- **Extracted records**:
## START

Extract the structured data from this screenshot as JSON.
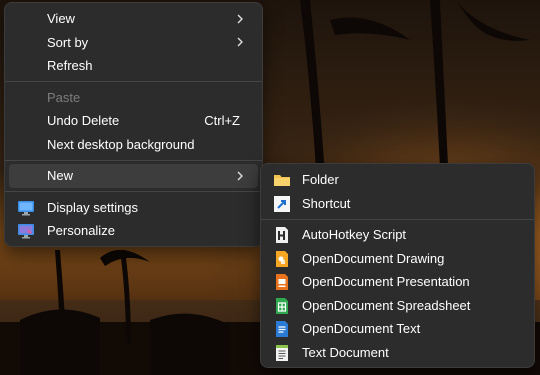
{
  "main_menu": {
    "view": "View",
    "sort_by": "Sort by",
    "refresh": "Refresh",
    "paste": "Paste",
    "undo_delete": "Undo Delete",
    "undo_shortcut": "Ctrl+Z",
    "next_background": "Next desktop background",
    "new": "New",
    "display_settings": "Display settings",
    "personalize": "Personalize"
  },
  "new_submenu": {
    "folder": "Folder",
    "shortcut": "Shortcut",
    "items": [
      {
        "label": "AutoHotkey Script",
        "icon": "autohotkey-script-icon"
      },
      {
        "label": "OpenDocument Drawing",
        "icon": "opendocument-drawing-icon"
      },
      {
        "label": "OpenDocument Presentation",
        "icon": "opendocument-presentation-icon"
      },
      {
        "label": "OpenDocument Spreadsheet",
        "icon": "opendocument-spreadsheet-icon"
      },
      {
        "label": "OpenDocument Text",
        "icon": "opendocument-text-icon"
      },
      {
        "label": "Text Document",
        "icon": "text-document-icon"
      }
    ]
  },
  "colors": {
    "menu_bg": "#2c2c2c",
    "hover_bg": "#3d3d3d",
    "folder": "#f2c14e",
    "drawing": "#f5a623",
    "presentation": "#e8731c",
    "spreadsheet": "#2fa84f",
    "text": "#2a7bd5"
  }
}
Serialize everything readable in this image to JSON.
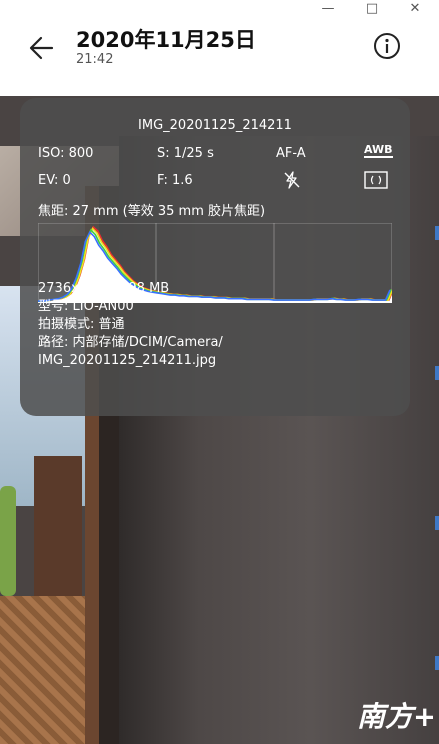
{
  "window": {
    "minimize": "—",
    "maximize": "□",
    "close": "✕"
  },
  "header": {
    "title": "2020年11月25日",
    "time": "21:42",
    "back_icon": "arrow-left-icon",
    "info_icon": "info-circle-icon"
  },
  "overlay": {
    "filename": "IMG_20201125_214211",
    "iso": "ISO: 800",
    "shutter": "S: 1/25 s",
    "focus_mode": "AF-A",
    "awb": "AWB",
    "ev": "EV: 0",
    "aperture": "F: 1.6",
    "flash_icon": "flash-off-icon",
    "metering_icon": "metering-icon",
    "focal_length": "焦距: 27 mm (等效 35 mm 胶片焦距)",
    "resolution": "2736x3648  1.98 MB",
    "model": "型号: LIO-AN00",
    "mode": "拍摄模式: 普通",
    "path_label": "路径: 内部存储/DCIM/Camera/",
    "path_file": "IMG_20201125_214211.jpg",
    "histogram": {
      "levels": [
        0.02,
        0.03,
        0.03,
        0.04,
        0.05,
        0.06,
        0.08,
        0.12,
        0.2,
        0.35,
        0.55,
        0.85,
        0.98,
        0.92,
        0.8,
        0.72,
        0.62,
        0.55,
        0.48,
        0.4,
        0.34,
        0.28,
        0.24,
        0.2,
        0.18,
        0.16,
        0.15,
        0.14,
        0.13,
        0.12,
        0.11,
        0.11,
        0.1,
        0.1,
        0.09,
        0.09,
        0.09,
        0.08,
        0.08,
        0.08,
        0.07,
        0.07,
        0.07,
        0.06,
        0.06,
        0.06,
        0.06,
        0.05,
        0.05,
        0.05,
        0.05,
        0.05,
        0.05,
        0.04,
        0.04,
        0.04,
        0.04,
        0.04,
        0.04,
        0.04,
        0.04,
        0.04,
        0.05,
        0.05,
        0.05,
        0.05,
        0.06,
        0.05,
        0.05,
        0.04,
        0.04,
        0.04,
        0.05,
        0.05,
        0.05,
        0.04,
        0.04,
        0.04,
        0.04,
        0.18
      ],
      "colors": {
        "fill": "#ffffff",
        "red": "#e83030",
        "green": "#40d040",
        "blue": "#3a70ff",
        "yellow": "#f0e020"
      }
    }
  },
  "watermark": {
    "text": "南方+"
  }
}
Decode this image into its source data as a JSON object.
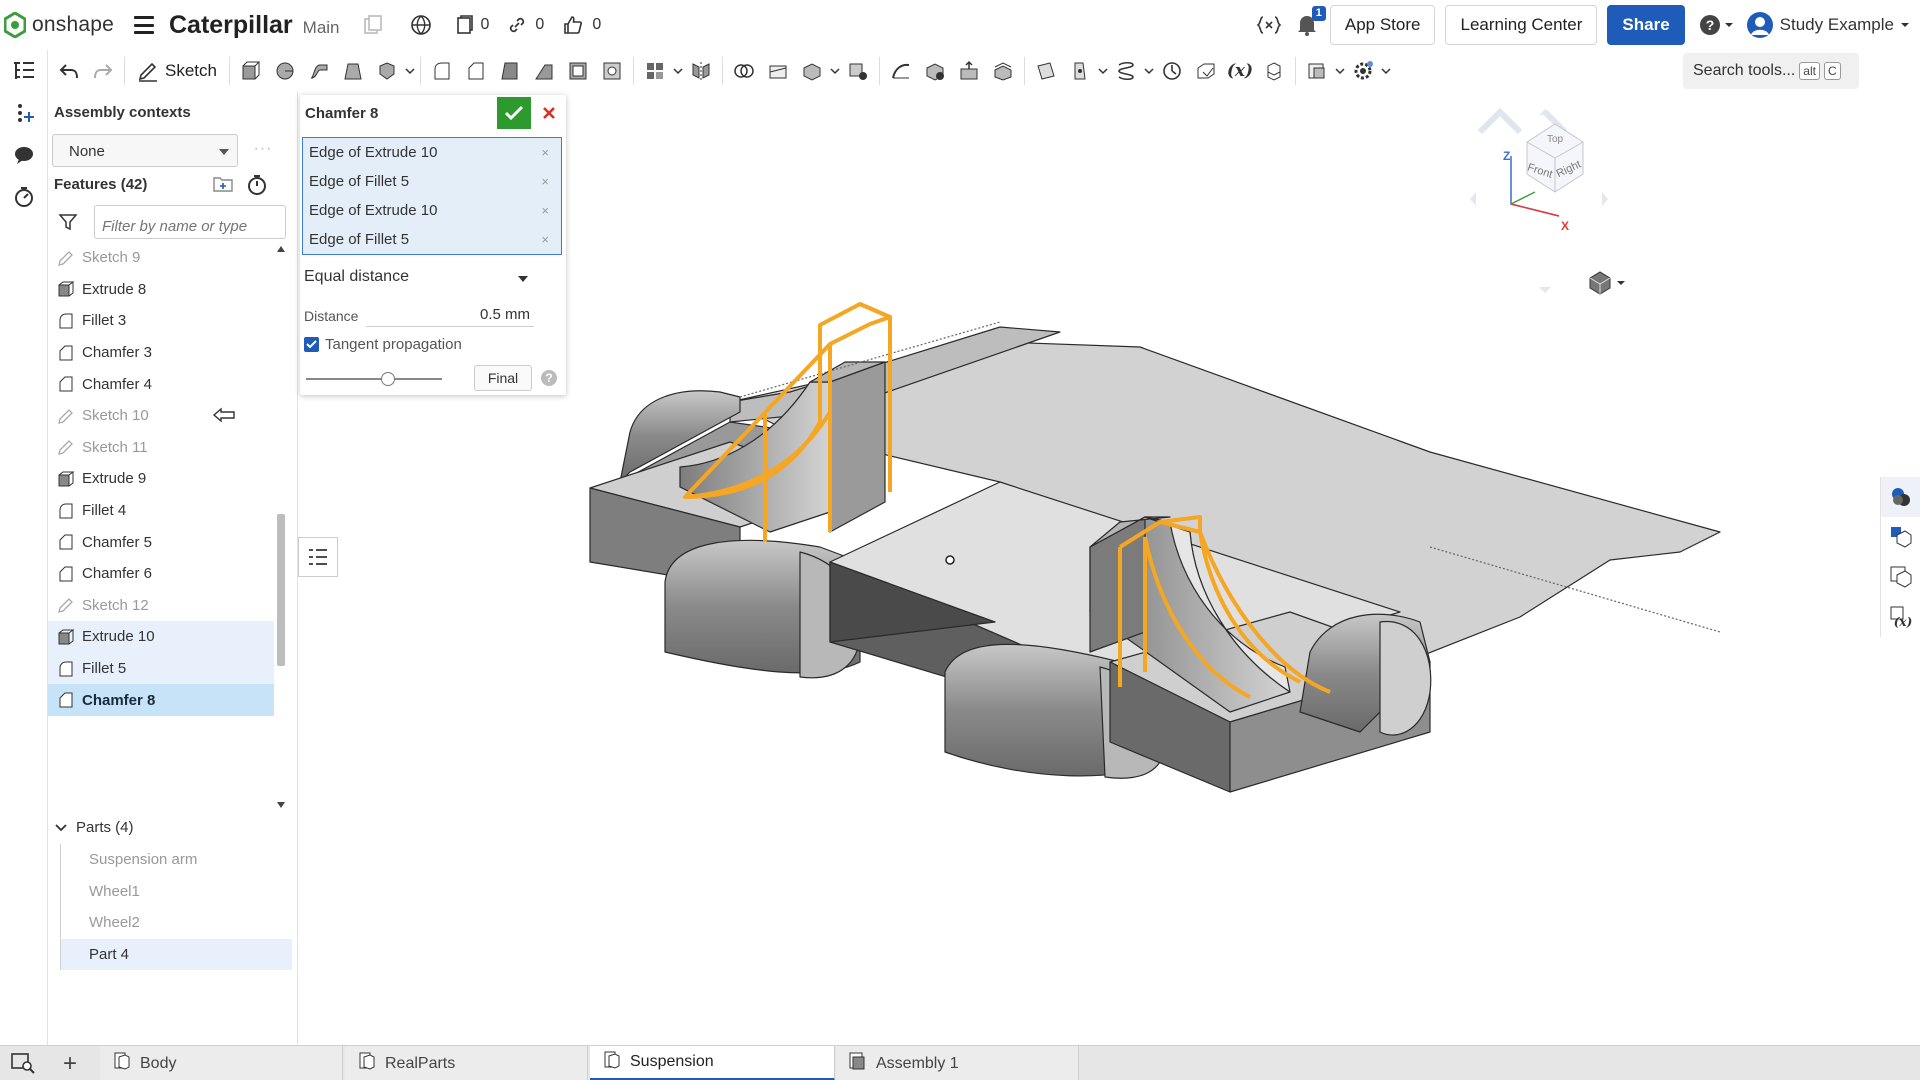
{
  "app": {
    "logo_text": "onshape",
    "doc_title": "Caterpillar",
    "branch": "Main",
    "versions_count": "0",
    "links_count": "0",
    "likes_count": "0",
    "notifications_count": "1",
    "app_store_label": "App Store",
    "learning_center_label": "Learning Center",
    "share_label": "Share",
    "user_name": "Study Example",
    "brand_color": "#1f5bb8",
    "accent_color": "#f5a623"
  },
  "toolbar": {
    "sketch_label": "Sketch",
    "search_placeholder": "Search tools...",
    "search_shortcut_1": "alt",
    "search_shortcut_2": "C"
  },
  "feature_panel": {
    "assembly_contexts_label": "Assembly contexts",
    "assembly_context_value": "None",
    "more_label": "···",
    "features_label": "Features (42)",
    "filter_placeholder": "Filter by name or type",
    "features": [
      {
        "name": "Sketch 9",
        "type": "sketch",
        "state": "muted"
      },
      {
        "name": "Extrude 8",
        "type": "extrude",
        "state": "normal"
      },
      {
        "name": "Fillet 3",
        "type": "fillet",
        "state": "normal"
      },
      {
        "name": "Chamfer 3",
        "type": "chamfer",
        "state": "normal"
      },
      {
        "name": "Chamfer 4",
        "type": "chamfer",
        "state": "normal"
      },
      {
        "name": "Sketch 10",
        "type": "sketch",
        "state": "muted"
      },
      {
        "name": "Sketch 11",
        "type": "sketch",
        "state": "muted"
      },
      {
        "name": "Extrude 9",
        "type": "extrude",
        "state": "normal"
      },
      {
        "name": "Fillet 4",
        "type": "fillet",
        "state": "normal"
      },
      {
        "name": "Chamfer 5",
        "type": "chamfer",
        "state": "normal"
      },
      {
        "name": "Chamfer 6",
        "type": "chamfer",
        "state": "normal"
      },
      {
        "name": "Sketch 12",
        "type": "sketch",
        "state": "muted"
      },
      {
        "name": "Extrude 10",
        "type": "extrude",
        "state": "highlighted"
      },
      {
        "name": "Fillet 5",
        "type": "fillet",
        "state": "highlighted"
      },
      {
        "name": "Chamfer 8",
        "type": "chamfer",
        "state": "selected"
      }
    ],
    "parts_label": "Parts (4)",
    "parts": [
      {
        "name": "Suspension arm",
        "state": "muted"
      },
      {
        "name": "Wheel1",
        "state": "muted"
      },
      {
        "name": "Wheel2",
        "state": "muted"
      },
      {
        "name": "Part 4",
        "state": "highlighted"
      }
    ]
  },
  "dialog": {
    "title": "Chamfer 8",
    "selections": [
      {
        "label": "Edge of Extrude 10",
        "remove": "×"
      },
      {
        "label": "Edge of Fillet 5",
        "remove": "×"
      },
      {
        "label": "Edge of Extrude 10",
        "remove": "×"
      },
      {
        "label": "Edge of Fillet 5",
        "remove": "×"
      }
    ],
    "chamfer_type": "Equal distance",
    "distance_label": "Distance",
    "distance_value": "0.5 mm",
    "tangent_label": "Tangent propagation",
    "tangent_checked": true,
    "slider_value": 0.6,
    "final_label": "Final",
    "help_label": "?"
  },
  "view_cube": {
    "top_label": "Top",
    "front_label": "Front",
    "right_label": "Right",
    "z_label": "Z",
    "x_label": "X"
  },
  "tabs": [
    {
      "label": "Body",
      "icon": "part-studio-icon",
      "active": false
    },
    {
      "label": "RealParts",
      "icon": "part-studio-icon",
      "active": false
    },
    {
      "label": "Suspension",
      "icon": "part-studio-icon",
      "active": true
    },
    {
      "label": "Assembly 1",
      "icon": "assembly-icon",
      "active": false
    }
  ]
}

## END

- **Problem details**: Restate each of the entries above word for word and skip every image.

- **Task output**:
Extract the structured data from this screenshot as JSON.
{
  "main_menu": {
    "view": "View",
    "sort_by": "Sort by",
    "refresh": "Refresh",
    "paste": "Paste",
    "undo_delete": "Undo Delete",
    "undo_shortcut": "Ctrl+Z",
    "next_background": "Next desktop background",
    "new": "New",
    "display_settings": "Display settings",
    "personalize": "Personalize"
  },
  "new_submenu": {
    "folder": "Folder",
    "shortcut": "Shortcut",
    "items": [
      {
        "label": "AutoHotkey Script",
        "icon": "autohotkey-script-icon"
      },
      {
        "label": "OpenDocument Drawing",
        "icon": "opendocument-drawing-icon"
      },
      {
        "label": "OpenDocument Presentation",
        "icon": "opendocument-presentation-icon"
      },
      {
        "label": "OpenDocument Spreadsheet",
        "icon": "opendocument-spreadsheet-icon"
      },
      {
        "label": "OpenDocument Text",
        "icon": "opendocument-text-icon"
      },
      {
        "label": "Text Document",
        "icon": "text-document-icon"
      }
    ]
  },
  "colors": {
    "menu_bg": "#2c2c2c",
    "hover_bg": "#3d3d3d",
    "folder": "#f2c14e",
    "drawing": "#f5a623",
    "presentation": "#e8731c",
    "spreadsheet": "#2fa84f",
    "text": "#2a7bd5"
  }
}
Serialize everything readable in this image to JSON.
{
  "window": {
    "minimize": "—",
    "maximize": "□",
    "close": "✕"
  },
  "header": {
    "title": "2020年11月25日",
    "time": "21:42",
    "back_icon": "arrow-left-icon",
    "info_icon": "info-circle-icon"
  },
  "overlay": {
    "filename": "IMG_20201125_214211",
    "iso": "ISO: 800",
    "shutter": "S: 1/25 s",
    "focus_mode": "AF-A",
    "awb": "AWB",
    "ev": "EV: 0",
    "aperture": "F: 1.6",
    "flash_icon": "flash-off-icon",
    "metering_icon": "metering-icon",
    "focal_length": "焦距: 27 mm (等效 35 mm 胶片焦距)",
    "resolution": "2736x3648  1.98 MB",
    "model": "型号: LIO-AN00",
    "mode": "拍摄模式: 普通",
    "path_label": "路径: 内部存储/DCIM/Camera/",
    "path_file": "IMG_20201125_214211.jpg",
    "histogram": {
      "levels": [
        0.02,
        0.03,
        0.03,
        0.04,
        0.05,
        0.06,
        0.08,
        0.12,
        0.2,
        0.35,
        0.55,
        0.85,
        0.98,
        0.92,
        0.8,
        0.72,
        0.62,
        0.55,
        0.48,
        0.4,
        0.34,
        0.28,
        0.24,
        0.2,
        0.18,
        0.16,
        0.15,
        0.14,
        0.13,
        0.12,
        0.11,
        0.11,
        0.1,
        0.1,
        0.09,
        0.09,
        0.09,
        0.08,
        0.08,
        0.08,
        0.07,
        0.07,
        0.07,
        0.06,
        0.06,
        0.06,
        0.06,
        0.05,
        0.05,
        0.05,
        0.05,
        0.05,
        0.05,
        0.04,
        0.04,
        0.04,
        0.04,
        0.04,
        0.04,
        0.04,
        0.04,
        0.04,
        0.05,
        0.05,
        0.05,
        0.05,
        0.06,
        0.05,
        0.05,
        0.04,
        0.04,
        0.04,
        0.05,
        0.05,
        0.05,
        0.04,
        0.04,
        0.04,
        0.04,
        0.18
      ],
      "colors": {
        "fill": "#ffffff",
        "red": "#e83030",
        "green": "#40d040",
        "blue": "#3a70ff",
        "yellow": "#f0e020"
      }
    }
  },
  "watermark": {
    "text": "南方+"
  }
}
Decode this image into its source data as a JSON object.
{
  "app": {
    "logo_text": "onshape",
    "doc_title": "Caterpillar",
    "branch": "Main",
    "versions_count": "0",
    "links_count": "0",
    "likes_count": "0",
    "notifications_count": "1",
    "app_store_label": "App Store",
    "learning_center_label": "Learning Center",
    "share_label": "Share",
    "user_name": "Study Example",
    "brand_color": "#1f5bb8",
    "accent_color": "#f5a623"
  },
  "toolbar": {
    "sketch_label": "Sketch",
    "search_placeholder": "Search tools...",
    "search_shortcut_1": "alt",
    "search_shortcut_2": "C"
  },
  "feature_panel": {
    "assembly_contexts_label": "Assembly contexts",
    "assembly_context_value": "None",
    "more_label": "···",
    "features_label": "Features (42)",
    "filter_placeholder": "Filter by name or type",
    "features": [
      {
        "name": "Sketch 9",
        "type": "sketch",
        "state": "muted"
      },
      {
        "name": "Extrude 8",
        "type": "extrude",
        "state": "normal"
      },
      {
        "name": "Fillet 3",
        "type": "fillet",
        "state": "normal"
      },
      {
        "name": "Chamfer 3",
        "type": "chamfer",
        "state": "normal"
      },
      {
        "name": "Chamfer 4",
        "type": "chamfer",
        "state": "normal"
      },
      {
        "name": "Sketch 10",
        "type": "sketch",
        "state": "muted"
      },
      {
        "name": "Sketch 11",
        "type": "sketch",
        "state": "muted"
      },
      {
        "name": "Extrude 9",
        "type": "extrude",
        "state": "normal"
      },
      {
        "name": "Fillet 4",
        "type": "fillet",
        "state": "normal"
      },
      {
        "name": "Chamfer 5",
        "type": "chamfer",
        "state": "normal"
      },
      {
        "name": "Chamfer 6",
        "type": "chamfer",
        "state": "normal"
      },
      {
        "name": "Sketch 12",
        "type": "sketch",
        "state": "muted"
      },
      {
        "name": "Extrude 10",
        "type": "extrude",
        "state": "highlighted"
      },
      {
        "name": "Fillet 5",
        "type": "fillet",
        "state": "highlighted"
      },
      {
        "name": "Chamfer 8",
        "type": "chamfer",
        "state": "selected"
      }
    ],
    "parts_label": "Parts (4)",
    "parts": [
      {
        "name": "Suspension arm",
        "state": "muted"
      },
      {
        "name": "Wheel1",
        "state": "muted"
      },
      {
        "name": "Wheel2",
        "state": "muted"
      },
      {
        "name": "Part 4",
        "state": "highlighted"
      }
    ]
  },
  "dialog": {
    "title": "Chamfer 8",
    "selections": [
      {
        "label": "Edge of Extrude 10",
        "remove": "×"
      },
      {
        "label": "Edge of Fillet 5",
        "remove": "×"
      },
      {
        "label": "Edge of Extrude 10",
        "remove": "×"
      },
      {
        "label": "Edge of Fillet 5",
        "remove": "×"
      }
    ],
    "chamfer_type": "Equal distance",
    "distance_label": "Distance",
    "distance_value": "0.5 mm",
    "tangent_label": "Tangent propagation",
    "tangent_checked": true,
    "slider_value": 0.6,
    "final_label": "Final",
    "help_label": "?"
  },
  "view_cube": {
    "top_label": "Top",
    "front_label": "Front",
    "right_label": "Right",
    "z_label": "Z",
    "x_label": "X"
  },
  "tabs": [
    {
      "label": "Body",
      "icon": "part-studio-icon",
      "active": false
    },
    {
      "label": "RealParts",
      "icon": "part-studio-icon",
      "active": false
    },
    {
      "label": "Suspension",
      "icon": "part-studio-icon",
      "active": true
    },
    {
      "label": "Assembly 1",
      "icon": "assembly-icon",
      "active": false
    }
  ]
}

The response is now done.